start Passage to read

I was pondering some ideas about worldbuilding when I happened upon an interesting article about tin pieces. The idea I liked the most was the advent of tin weapons that could only be used as clubs, but would require regular maintenance to keep from becoming "grey". The premise was that the stages of metallurgy in human history had changed. Basically, because copper was more rare than tin, the Bronze Age never happened. Tin was used only to make blunt weapons, but the discovery of rare copper allowed for pewter leading to a Pewter Age before the final Iron Age. The concept is brilliant.

Turns out that tin or pewter weapons of any kind are extremely impractical, so I set out to look for metals that could have supplanted the Bronze Age had it been more plentiful.

This turned out to be harder than I thought for reasons that I won't elaborate much about here. Suffice it to say that regardless of rarity, there really isn't a good substitute metal for copper. There also isn't a good alloy that could have been generated by ancient mankind due to the temperatures and equipment required.

end Passage to read

## What is being asked
Extract the passage from the worldbuilding post between "I was pondering" and "been more plentiful.", inclusive.

start Information given

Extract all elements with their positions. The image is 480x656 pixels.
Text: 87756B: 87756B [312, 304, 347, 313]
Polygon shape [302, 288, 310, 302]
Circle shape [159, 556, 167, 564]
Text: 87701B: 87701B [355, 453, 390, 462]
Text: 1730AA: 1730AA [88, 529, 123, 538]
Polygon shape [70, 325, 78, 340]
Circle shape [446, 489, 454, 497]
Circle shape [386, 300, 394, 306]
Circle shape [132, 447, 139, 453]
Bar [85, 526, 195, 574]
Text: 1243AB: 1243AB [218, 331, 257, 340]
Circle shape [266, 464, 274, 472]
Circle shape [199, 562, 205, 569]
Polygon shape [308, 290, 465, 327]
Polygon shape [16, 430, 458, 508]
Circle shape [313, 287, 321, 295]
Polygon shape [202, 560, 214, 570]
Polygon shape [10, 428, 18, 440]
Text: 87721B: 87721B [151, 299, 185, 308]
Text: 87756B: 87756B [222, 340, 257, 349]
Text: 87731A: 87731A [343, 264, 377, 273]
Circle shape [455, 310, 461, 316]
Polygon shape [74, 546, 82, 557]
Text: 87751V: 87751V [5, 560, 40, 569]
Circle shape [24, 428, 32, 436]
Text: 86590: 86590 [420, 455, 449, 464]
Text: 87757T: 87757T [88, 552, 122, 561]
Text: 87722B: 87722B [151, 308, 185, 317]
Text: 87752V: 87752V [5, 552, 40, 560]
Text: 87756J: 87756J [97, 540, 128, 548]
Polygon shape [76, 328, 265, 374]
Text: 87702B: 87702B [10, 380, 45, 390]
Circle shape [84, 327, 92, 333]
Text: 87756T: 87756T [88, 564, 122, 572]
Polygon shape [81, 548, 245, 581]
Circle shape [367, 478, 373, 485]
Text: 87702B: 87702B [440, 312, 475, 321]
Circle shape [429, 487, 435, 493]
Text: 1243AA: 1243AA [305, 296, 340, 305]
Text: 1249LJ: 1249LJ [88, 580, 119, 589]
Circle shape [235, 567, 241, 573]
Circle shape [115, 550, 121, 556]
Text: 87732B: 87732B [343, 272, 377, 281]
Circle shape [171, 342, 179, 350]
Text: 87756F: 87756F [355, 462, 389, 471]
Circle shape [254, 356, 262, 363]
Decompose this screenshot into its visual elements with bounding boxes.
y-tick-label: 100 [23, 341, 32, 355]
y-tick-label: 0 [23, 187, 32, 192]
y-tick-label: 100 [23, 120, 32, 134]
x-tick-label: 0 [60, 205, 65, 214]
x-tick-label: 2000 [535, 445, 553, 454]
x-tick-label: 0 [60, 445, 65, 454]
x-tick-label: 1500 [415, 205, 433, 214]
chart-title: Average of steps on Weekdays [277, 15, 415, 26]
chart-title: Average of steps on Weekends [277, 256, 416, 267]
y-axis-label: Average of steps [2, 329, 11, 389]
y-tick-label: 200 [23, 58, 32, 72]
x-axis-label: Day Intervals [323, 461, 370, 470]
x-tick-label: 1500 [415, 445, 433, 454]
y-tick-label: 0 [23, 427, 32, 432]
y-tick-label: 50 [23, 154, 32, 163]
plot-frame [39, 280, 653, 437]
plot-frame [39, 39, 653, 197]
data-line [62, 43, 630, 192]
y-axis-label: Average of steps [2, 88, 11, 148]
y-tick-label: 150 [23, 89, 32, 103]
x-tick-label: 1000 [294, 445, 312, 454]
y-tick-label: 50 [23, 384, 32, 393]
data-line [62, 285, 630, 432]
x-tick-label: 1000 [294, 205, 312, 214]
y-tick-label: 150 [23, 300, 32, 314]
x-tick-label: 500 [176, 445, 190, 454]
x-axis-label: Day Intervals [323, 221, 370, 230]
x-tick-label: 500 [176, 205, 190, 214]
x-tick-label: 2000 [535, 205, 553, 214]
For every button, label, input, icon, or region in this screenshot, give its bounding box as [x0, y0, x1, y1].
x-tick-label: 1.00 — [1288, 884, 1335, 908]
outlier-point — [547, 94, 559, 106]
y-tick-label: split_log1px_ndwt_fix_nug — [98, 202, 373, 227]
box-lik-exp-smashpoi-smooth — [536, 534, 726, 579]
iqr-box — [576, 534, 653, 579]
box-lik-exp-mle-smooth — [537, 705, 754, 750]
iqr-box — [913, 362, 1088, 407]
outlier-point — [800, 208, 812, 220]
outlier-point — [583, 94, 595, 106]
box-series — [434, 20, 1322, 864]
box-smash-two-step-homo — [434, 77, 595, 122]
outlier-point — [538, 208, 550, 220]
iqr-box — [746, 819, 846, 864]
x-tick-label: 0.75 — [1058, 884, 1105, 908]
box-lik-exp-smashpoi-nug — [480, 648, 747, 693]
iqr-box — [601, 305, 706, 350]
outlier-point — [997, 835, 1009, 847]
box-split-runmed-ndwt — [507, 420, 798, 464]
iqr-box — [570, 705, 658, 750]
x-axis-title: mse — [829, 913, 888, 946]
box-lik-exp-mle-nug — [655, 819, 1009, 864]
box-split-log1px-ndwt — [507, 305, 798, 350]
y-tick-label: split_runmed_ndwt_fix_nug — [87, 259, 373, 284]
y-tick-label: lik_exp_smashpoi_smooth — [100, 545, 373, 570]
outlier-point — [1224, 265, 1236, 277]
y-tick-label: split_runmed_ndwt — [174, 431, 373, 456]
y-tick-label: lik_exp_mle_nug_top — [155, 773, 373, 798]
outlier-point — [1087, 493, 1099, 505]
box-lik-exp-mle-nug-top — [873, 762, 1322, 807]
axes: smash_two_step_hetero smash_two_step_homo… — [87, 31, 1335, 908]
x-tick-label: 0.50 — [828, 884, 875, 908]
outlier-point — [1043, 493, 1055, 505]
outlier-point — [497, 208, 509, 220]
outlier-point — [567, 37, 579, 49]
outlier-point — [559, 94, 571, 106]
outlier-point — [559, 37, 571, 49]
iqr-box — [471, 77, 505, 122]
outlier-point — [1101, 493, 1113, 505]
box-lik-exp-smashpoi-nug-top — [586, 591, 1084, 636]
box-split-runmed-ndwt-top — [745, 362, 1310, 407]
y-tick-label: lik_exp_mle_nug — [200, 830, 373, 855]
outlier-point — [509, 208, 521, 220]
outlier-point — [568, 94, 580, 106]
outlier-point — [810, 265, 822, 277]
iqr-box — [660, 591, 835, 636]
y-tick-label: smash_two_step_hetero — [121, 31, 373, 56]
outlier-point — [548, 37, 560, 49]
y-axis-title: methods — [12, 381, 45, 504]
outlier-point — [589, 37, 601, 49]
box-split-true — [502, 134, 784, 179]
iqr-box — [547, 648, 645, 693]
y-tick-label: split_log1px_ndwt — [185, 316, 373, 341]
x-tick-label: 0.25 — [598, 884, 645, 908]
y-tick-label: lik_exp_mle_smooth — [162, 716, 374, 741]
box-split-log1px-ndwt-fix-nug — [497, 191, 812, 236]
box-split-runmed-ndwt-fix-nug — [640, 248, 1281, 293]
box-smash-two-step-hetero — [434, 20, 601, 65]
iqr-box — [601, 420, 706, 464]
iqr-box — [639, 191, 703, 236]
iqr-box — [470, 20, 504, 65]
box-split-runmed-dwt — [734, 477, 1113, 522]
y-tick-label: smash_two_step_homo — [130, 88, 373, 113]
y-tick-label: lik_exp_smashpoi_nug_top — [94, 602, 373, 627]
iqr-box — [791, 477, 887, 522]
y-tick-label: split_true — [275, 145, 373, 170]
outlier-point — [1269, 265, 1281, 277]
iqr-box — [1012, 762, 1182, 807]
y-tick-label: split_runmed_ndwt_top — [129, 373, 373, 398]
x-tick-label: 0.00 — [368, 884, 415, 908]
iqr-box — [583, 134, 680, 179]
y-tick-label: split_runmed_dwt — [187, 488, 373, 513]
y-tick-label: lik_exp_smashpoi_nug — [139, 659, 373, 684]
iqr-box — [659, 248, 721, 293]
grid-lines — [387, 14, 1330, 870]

end Information given

## The reply
I was pondering some ideas about worldbuilding when I happened upon an interesting article about tin pieces. The idea I liked the most was the advent of tin weapons that could only be used as clubs, but would require regular maintenance to keep from becoming "grey". The premise was that the stages of metallurgy in human history had changed. Basically, because copper was more rare than tin, the Bronze Age never happened. Tin was used only to make blunt weapons, but the discovery of rare copper allowed for pewter leading to a Pewter Age before the final Iron Age. The concept is brilliant.

Turns out that tin or pewter weapons of any kind are extremely impractical, so I set out to look for metals that could have supplanted the Bronze Age had it been more plentiful.